Miscellaneous announcements: Guest Lectures, Test, Fun

We’ll have two guest lectures from PSU Grad student, military historian and WWII reenactor Dustin Strong: “Napoleon and his Wars” on October 9 and “WWII” on November 16. Mr. Strong’s lectures, like my own, are required, and I will expect to see his presentation reflected in your test answers and essays where appropriate. Mr. Strong has also announced two WWII reenactments open to the public as extra credit opportunities: Sept. 26-27 at Bristow Jones Memorial Airport (Bristow, OK) and Nov. 7 at Forest Park (Ottawa, KS). For the extra credit, include in your summary/reaction paper a description of the battle, and those of you doing WWII topics for your book review are strongly encouraged to talk to members of one of the units, as they are usually very well-informed on the equipment and history of the units they portray.

My apologies to the 2pm section for missing Monday: I have put the lecture outline online, so that anyone who missed class due to the weather or illness can review it. Those of you were there for the 11am class are welcome to look at it as well, obviously.

◆ Short exercise A ◆
Copy the rows verbatim, from the first line of the rows through the line containing "battery-icon [371,5,395,16]", including both of those lines.

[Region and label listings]
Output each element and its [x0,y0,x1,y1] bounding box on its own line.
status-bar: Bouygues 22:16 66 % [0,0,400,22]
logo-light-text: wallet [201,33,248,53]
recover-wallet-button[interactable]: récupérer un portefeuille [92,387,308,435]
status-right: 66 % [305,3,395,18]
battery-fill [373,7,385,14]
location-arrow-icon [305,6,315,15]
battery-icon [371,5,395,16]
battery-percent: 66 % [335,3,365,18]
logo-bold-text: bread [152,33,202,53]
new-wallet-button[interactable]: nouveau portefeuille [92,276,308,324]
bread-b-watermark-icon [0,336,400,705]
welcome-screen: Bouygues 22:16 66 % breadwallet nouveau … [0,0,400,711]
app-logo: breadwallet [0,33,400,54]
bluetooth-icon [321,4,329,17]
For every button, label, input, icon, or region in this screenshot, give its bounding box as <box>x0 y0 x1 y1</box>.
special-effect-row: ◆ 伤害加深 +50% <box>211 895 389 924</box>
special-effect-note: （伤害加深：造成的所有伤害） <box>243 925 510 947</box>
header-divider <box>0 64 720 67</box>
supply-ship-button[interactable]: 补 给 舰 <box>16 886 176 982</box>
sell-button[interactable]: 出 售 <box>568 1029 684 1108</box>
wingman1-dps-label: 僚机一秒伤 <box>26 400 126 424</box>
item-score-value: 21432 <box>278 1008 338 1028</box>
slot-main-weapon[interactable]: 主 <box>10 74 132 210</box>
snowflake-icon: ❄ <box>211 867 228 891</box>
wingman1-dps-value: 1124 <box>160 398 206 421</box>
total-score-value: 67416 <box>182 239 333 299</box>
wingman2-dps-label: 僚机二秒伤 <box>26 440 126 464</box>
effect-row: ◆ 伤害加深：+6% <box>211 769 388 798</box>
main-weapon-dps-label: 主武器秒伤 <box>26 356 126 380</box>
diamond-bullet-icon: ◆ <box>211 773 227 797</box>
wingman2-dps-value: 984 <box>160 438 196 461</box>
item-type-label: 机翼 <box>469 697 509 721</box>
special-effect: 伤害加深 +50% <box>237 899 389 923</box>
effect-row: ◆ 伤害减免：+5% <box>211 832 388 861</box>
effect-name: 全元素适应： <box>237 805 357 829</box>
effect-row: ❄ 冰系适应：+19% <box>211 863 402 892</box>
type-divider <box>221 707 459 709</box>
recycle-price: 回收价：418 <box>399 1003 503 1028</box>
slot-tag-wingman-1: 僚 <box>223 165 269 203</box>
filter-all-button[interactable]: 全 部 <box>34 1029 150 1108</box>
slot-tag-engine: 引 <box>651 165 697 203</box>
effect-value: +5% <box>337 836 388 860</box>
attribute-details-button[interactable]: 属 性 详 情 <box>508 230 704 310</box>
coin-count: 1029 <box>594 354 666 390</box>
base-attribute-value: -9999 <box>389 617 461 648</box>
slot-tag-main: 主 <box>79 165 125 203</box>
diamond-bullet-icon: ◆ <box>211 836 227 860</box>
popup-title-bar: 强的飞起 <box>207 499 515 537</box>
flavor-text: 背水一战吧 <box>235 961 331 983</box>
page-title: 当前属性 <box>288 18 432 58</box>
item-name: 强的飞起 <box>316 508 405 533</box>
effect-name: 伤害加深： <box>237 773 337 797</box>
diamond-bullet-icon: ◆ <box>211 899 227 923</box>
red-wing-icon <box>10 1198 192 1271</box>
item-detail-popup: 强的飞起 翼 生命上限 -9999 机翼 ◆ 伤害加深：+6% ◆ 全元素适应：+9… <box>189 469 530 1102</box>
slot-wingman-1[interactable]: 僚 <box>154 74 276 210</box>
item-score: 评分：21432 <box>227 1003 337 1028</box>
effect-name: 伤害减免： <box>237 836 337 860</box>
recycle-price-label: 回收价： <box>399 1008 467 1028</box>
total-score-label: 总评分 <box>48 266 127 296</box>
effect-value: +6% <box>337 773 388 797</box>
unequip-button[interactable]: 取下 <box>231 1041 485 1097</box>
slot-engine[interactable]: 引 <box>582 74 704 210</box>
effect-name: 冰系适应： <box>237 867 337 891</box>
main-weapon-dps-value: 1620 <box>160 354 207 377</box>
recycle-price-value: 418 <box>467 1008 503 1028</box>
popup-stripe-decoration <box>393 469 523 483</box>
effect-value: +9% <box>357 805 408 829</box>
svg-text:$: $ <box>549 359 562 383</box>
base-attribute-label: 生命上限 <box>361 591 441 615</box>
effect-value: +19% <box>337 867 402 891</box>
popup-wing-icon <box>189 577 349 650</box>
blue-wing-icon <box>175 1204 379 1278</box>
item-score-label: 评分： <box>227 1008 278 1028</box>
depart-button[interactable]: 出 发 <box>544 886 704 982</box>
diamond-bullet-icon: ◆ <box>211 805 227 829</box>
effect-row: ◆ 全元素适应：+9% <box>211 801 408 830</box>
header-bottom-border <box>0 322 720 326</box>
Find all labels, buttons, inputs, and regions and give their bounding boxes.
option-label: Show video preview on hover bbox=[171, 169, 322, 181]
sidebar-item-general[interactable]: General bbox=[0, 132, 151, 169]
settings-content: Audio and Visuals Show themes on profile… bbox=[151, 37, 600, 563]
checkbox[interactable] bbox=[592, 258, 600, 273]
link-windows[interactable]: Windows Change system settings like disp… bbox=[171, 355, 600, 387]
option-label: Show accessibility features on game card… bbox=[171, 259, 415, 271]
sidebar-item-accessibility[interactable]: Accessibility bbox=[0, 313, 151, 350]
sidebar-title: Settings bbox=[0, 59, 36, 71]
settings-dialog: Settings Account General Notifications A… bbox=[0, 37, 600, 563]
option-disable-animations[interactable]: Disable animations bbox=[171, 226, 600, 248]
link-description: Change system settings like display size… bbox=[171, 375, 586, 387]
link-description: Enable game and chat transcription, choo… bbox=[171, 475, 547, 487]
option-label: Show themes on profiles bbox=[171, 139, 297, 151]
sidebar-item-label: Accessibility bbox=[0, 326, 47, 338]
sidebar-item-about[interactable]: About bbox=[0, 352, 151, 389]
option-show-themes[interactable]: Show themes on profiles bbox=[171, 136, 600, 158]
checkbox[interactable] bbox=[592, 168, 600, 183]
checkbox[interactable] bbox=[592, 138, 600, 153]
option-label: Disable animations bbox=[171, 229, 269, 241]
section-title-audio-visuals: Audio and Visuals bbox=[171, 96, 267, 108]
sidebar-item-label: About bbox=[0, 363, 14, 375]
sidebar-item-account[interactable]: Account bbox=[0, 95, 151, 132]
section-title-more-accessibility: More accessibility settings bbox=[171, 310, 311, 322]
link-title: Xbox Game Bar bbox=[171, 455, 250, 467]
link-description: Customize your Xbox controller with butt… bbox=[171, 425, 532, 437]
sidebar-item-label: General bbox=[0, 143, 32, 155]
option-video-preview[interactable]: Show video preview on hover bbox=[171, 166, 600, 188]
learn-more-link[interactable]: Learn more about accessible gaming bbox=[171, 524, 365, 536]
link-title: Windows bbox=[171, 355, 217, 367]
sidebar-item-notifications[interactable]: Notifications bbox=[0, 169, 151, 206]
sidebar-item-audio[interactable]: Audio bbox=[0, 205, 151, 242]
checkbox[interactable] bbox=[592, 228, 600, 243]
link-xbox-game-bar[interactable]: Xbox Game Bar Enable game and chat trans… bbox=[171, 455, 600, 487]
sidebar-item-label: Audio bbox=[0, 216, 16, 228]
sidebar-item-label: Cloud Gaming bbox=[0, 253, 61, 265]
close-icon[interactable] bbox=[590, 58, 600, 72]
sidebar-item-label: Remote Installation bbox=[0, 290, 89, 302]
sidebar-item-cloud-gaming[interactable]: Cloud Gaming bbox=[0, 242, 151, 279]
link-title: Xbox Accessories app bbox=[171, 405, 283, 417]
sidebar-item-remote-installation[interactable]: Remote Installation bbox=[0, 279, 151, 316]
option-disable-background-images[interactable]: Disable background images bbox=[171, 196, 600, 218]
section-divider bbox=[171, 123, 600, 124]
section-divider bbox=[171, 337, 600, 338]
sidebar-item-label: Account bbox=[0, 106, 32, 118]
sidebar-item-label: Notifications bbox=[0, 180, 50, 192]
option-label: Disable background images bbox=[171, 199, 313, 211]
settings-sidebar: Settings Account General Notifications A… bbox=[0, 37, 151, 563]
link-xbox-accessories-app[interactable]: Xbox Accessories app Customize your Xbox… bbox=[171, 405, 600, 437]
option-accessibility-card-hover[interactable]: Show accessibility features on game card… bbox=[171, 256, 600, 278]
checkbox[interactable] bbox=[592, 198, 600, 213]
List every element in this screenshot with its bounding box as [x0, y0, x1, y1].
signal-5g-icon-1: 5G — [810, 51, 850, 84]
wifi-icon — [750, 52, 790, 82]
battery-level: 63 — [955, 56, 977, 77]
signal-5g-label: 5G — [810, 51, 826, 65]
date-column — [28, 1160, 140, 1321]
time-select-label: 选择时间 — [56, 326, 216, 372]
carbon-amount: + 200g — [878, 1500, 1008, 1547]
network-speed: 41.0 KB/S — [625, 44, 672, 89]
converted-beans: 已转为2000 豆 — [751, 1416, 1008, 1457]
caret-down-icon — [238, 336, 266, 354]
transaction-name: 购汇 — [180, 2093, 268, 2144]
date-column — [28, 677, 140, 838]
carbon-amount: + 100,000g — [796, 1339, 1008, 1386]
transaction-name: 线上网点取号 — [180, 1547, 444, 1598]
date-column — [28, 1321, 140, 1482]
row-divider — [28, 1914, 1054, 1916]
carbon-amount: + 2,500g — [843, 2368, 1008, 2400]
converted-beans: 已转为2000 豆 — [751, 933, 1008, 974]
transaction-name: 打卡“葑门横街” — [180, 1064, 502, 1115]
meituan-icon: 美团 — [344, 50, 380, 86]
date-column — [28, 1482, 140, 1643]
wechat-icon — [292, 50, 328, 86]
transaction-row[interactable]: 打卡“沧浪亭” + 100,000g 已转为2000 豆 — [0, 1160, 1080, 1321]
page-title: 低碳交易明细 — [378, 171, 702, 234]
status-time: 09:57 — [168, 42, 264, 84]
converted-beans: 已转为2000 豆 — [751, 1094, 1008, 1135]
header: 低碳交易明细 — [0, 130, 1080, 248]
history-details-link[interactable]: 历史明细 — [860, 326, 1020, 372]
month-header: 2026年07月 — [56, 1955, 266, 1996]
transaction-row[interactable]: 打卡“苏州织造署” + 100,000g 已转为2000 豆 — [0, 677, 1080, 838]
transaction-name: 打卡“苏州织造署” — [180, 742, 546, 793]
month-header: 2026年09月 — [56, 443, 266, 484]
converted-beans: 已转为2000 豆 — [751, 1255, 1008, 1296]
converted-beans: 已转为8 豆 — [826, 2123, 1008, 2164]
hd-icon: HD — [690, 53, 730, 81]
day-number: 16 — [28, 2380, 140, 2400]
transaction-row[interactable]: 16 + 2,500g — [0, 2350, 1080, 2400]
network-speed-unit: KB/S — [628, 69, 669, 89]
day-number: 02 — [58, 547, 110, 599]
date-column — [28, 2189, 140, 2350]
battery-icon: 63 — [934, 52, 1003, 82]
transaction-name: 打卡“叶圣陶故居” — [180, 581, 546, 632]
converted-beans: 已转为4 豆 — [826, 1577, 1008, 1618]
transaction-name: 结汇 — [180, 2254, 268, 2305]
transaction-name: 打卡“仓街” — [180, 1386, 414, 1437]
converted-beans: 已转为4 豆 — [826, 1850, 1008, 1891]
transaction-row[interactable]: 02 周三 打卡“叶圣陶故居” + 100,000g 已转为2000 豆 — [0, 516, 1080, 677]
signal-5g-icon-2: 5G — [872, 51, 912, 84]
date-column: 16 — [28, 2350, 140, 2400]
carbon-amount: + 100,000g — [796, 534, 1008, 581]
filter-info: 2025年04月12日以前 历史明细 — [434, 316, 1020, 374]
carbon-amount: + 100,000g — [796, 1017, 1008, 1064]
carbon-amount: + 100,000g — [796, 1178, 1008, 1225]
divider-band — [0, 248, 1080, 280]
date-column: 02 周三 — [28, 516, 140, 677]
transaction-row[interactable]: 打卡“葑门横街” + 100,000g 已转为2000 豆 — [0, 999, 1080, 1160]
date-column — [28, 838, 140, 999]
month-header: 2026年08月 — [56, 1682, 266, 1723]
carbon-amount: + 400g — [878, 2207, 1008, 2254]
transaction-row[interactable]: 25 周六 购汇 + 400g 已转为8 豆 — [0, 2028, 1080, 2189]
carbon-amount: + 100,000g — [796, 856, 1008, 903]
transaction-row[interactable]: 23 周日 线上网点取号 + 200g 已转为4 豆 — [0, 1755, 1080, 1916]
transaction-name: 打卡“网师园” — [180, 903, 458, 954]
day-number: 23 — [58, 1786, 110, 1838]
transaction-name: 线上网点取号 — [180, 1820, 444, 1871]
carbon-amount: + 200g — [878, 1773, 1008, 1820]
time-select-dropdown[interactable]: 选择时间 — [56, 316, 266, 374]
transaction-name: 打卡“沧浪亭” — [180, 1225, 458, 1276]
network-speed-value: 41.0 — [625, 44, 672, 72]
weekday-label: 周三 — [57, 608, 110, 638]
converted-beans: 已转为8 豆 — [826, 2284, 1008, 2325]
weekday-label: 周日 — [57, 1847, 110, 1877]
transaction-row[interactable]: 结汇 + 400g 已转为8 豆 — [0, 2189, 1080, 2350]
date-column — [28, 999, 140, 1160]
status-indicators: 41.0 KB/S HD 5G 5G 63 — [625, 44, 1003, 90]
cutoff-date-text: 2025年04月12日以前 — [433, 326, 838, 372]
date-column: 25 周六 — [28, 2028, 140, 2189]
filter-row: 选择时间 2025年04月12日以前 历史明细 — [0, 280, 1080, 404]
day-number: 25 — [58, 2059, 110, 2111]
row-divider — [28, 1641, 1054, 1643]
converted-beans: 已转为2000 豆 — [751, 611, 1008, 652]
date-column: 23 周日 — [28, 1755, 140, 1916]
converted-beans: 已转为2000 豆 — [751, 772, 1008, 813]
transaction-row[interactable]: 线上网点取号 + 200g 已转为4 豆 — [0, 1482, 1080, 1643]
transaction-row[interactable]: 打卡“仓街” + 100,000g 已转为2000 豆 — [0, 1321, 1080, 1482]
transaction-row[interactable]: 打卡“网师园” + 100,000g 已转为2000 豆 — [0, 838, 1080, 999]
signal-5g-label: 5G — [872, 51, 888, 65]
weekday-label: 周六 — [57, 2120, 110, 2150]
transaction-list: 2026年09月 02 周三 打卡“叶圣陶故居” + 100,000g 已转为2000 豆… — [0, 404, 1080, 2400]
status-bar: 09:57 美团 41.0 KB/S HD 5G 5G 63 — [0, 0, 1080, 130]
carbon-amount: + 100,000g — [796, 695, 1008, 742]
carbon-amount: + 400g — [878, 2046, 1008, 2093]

◆ Short exercise B ◆
Using the announcements, decide whether each statement agrees with the text. Answer yes or no, and quote the words that decide it. (i) Mr. Strong's lectures are optional. (ii) One reenactment takes place on Nov. 7 at Forest Park. (iii) The instructor missed the 11am class on Monday.

◆ Reply A ◆
Output each element and its [x0,y0,x1,y1] bounding box on its own line.
status-bar: Bouygues 22:16 66 % [0,0,400,22]
logo-light-text: wallet [201,33,248,53]
recover-wallet-button[interactable]: récupérer un portefeuille [92,387,308,435]
status-right: 66 % [305,3,395,18]
battery-fill [373,7,385,14]
location-arrow-icon [305,6,315,15]
battery-icon [371,5,395,16]

◆ Reply B ◆
(i) No: "Mr. Strong’s lectures, like my own, are required"
(ii) Yes: "Nov. 7 at Forest Park (Ottawa, KS)"
(iii) No: "My apologies to the 2pm section for missing Monday"